Sinn und Zweck der Ehevorbereitung

Sinn und Zweck der Ehevorbereitung


Ehe ist heutzutage ein schwieriges Unterfangen. Unsere Gesellschaft fordert viel von den Paaren. Ständig steigende Anforderungen im Beruf, ein hoher gesellschaftlicher Druck und ein Wertesystem das sich ständig wandelt üben einen hohen Druck auf eine Ehe aus. Die stetig steigenden Scheidungszahlen zeigen, dass viele Paar zu schnell aufgeben und zu früh auseinander gehen. Andere Paare wagen erst erst gar nicht den Schritt in die Ehe. Wer eine heute eine Ehe führen möchte, die bis ans Lebensende hält, sollte gut darauf vorbereitet sein

Ehevorbereitung hat den Sinn und Zweck jungen Menschen ein Fundament an Werten und ein möglichst großes Maß an praktischem Handwerkzeug für die Ehe mit auf ihren Weg zu geben.

Die Ehevorbereitung ist ein Instrument, mit dem es möglich ist, konstruktive und wichtige Grundlagen für eine Ehe zu schaffen. Natürlich ist die Vorbereitung auf eine Ehe keine Garantie für eine lebenslang glückliche Ehe. Dennoch kann sie als Teil eines ganzheitlichen Systems Ehen und Familien stärken. Leider gibt es so ein ganzheitliches System in Deutschland bis heute nicht.


Wer bringt den jungen Menschen bei, Beziehung insbesondere Ehe zu leben?


Zahlen und Fakten


Eine Studie zum Thema “Ursachen und Folgen einer Scheidung“ hat folgende Gründe für das Misslingen einer Partnerschaft ermittelt:


  • Unerfüllte gefühlsmäßige Ansprüche an die Beziehung

  • Unterschiedliche Rollenbilder (besonders die familiäre Arbeitsteilung und die Verantwortlichkeit betreffend)

  • Unterschiedliche Erziehungshaltungen

  • Mangelnde Kommunikationsfähigkeit und fehlende gemeinsame Konfliktlösungsstrategien

  • Unterschiedliche Prioritätensetzung bezüglich Freizeit und Familie

  • Das starke berufliche Engagement vieler Männer sowie

  • Belastung durch die Arbeitssituation


Abb.1


Diese Studie spiegelt Ursachen wieder, die alle stark mit dem „aufeinander eingehen“ verknüpft sind. Daraus lassen sich folgende erforderliche Eigenschaften für Partner ableiten:



Sicher mögen die oben genannten Ursachen verschiedene Hintergründe haben, dennoch könnte ihnen präventiv entgegengewirkt werden. Würden diese Bereiche vorher angesprochen werden, wäre das Konfliktpotential um einiges geringer. Ein ehrliches und klärendes Gespräch räumt Mißverständnisse und Vorurteile aus. Es bringt ans Licht, wie der Partner denkt und fühlt. Es wird klar, dass eine Beziehung so lebendig ist wie das Leben selbst. Verständnis und Selbstverständnis werden positiv beeinflußt und tragen so zu einem breiteren Fundament in der Ehe bei. Wer sich kennt und annimmt hat gute Voraussetzungen, sich in Konflikten auf den Sachinhalt zu konzentrieren und muss nicht direkt oder indirekt Machtkämpfe ausfechten, die keinen gemeinsamen Nenner erzeugen, sondern den Streit ausweiten und emotionalen Verletzungen Tür und Tor öffnen.

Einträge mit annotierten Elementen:
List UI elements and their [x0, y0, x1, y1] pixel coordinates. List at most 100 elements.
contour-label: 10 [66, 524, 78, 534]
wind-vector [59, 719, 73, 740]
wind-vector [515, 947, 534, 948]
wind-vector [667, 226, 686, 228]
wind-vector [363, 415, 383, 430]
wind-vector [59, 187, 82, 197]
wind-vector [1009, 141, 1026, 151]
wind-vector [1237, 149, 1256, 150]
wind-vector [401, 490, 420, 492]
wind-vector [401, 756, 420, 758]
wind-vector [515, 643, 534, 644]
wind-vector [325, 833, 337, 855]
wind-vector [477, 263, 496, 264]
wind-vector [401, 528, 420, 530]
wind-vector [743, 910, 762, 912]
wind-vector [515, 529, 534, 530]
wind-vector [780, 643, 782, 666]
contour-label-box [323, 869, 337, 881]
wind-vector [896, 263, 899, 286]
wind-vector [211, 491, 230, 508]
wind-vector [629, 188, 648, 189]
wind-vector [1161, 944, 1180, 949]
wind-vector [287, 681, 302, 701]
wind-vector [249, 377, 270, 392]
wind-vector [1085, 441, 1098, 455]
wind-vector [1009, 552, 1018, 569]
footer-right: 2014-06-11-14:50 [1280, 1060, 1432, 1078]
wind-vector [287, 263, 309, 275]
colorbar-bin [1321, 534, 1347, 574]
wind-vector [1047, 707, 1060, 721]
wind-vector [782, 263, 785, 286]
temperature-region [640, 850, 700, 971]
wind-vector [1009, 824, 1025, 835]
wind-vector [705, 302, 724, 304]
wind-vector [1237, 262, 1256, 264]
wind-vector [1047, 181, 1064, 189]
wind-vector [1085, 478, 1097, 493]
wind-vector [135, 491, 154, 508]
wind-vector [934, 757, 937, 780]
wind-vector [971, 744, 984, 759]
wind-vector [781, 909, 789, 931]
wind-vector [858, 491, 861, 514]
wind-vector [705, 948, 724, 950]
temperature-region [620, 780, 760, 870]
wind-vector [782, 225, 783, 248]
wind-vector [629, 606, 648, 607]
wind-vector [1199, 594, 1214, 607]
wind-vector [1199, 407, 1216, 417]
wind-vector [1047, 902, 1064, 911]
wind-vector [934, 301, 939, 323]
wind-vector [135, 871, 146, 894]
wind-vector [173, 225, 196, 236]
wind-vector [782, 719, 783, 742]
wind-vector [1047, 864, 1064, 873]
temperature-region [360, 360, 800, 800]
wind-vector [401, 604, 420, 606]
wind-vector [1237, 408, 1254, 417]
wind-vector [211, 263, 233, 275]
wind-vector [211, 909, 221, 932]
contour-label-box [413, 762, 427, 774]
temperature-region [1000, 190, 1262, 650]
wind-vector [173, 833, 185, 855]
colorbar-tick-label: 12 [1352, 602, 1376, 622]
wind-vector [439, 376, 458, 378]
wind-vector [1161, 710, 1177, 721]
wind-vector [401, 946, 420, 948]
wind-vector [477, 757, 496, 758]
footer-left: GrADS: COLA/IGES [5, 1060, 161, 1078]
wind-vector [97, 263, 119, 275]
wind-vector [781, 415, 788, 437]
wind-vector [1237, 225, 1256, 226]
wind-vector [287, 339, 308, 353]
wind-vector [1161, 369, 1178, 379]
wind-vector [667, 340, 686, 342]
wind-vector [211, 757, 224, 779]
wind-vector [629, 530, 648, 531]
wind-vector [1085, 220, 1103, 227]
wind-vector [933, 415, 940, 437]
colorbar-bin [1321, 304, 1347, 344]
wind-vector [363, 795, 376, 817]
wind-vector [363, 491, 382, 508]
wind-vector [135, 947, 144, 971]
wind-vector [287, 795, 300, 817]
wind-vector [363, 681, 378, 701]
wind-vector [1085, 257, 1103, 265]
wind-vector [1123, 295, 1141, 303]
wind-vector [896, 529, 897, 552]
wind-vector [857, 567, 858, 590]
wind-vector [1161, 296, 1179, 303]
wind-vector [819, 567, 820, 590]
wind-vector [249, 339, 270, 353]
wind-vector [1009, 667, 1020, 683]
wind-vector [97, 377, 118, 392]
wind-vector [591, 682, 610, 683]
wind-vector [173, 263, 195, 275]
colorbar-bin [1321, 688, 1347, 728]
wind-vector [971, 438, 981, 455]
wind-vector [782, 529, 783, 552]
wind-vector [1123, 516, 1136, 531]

**Aufgaben**
1. Was gibt es laut dem Text zur Ehevorbereitung in Deutschland bis heute nicht?
2. Geben Sie aus dem Text zur Ehevorbereitung die Passage von „Eine Studie zum“ bis einschließlich „die Verantwortlichkeit betreffend)“ wortgetreu wieder.
3. Schreiben Sie den Text über Sinn und Zweck der Ehevorbereitung im Anschluss an seinen letzten Satz weiter.

**Lösungen**
1. Ein ganzheitliches System, als dessen Teil die Ehevorbereitung Ehen und Familien stärken kann.

2.
Eine Studie zum Thema “Ursachen und Folgen einer Scheidung“ hat folgende Gründe für das Misslingen einer Partnerschaft ermittelt:


  • Unerfüllte gefühlsmäßige Ansprüche an die Beziehung

  • Unterschiedliche Rollenbilder (besonders die familiäre Arbeitsteilung und die Verantwortlichkeit betreffend)

3.
Definition Ehevorbereitung


Aus Theorie und Praxis soll eine größere Sensibilität und Kompetenz für Beziehung, Ehe und ein offenes Miteinander erwachsen. Diese Sensibilität soll den Grundstock für eine stabile Ehe bilden. Das Paar soll die Fähigkeiten erlangen, sich durch die Augen des anderen zu sehen (Emphatie entwickeln), die eigenen Bedürfnisse und die des Partners wahrzunehmen und diesen angemessen zu begegnen, Konflikte gemeinsam, konstruktiv und nachhaltig positiv zu bearbeiten und dem Wachstum von anhaltender Liebe größtmöglichen Raum bieten.


Schemadarstellung der Absichten von Ehevorbereitung




Beziehungskompetenz

fördern




Konfliktfelder einer Partnerschaft aufzeigen




Aktuelle Beziehungs-

situation erkennen

Sensibilität und Kompetenz für die Beziehung fördern



Mit dieser Grundsteinlegung wird nicht nur die Beziehungskompetenz gefördert, auch die Meinungsbildung, die sich daraus ergeben kann ist wichtig für die Entwicklung des Paares und unserer Gesellschaft. Denken wir zum Beispiel an das Thema Geburtenrate. Die Paare, die eine glückliche Beziehung führen sind eher bereit Kinder in die Welt zu setzen. Das hat positive Folgen für die Zukunft unseres Landes.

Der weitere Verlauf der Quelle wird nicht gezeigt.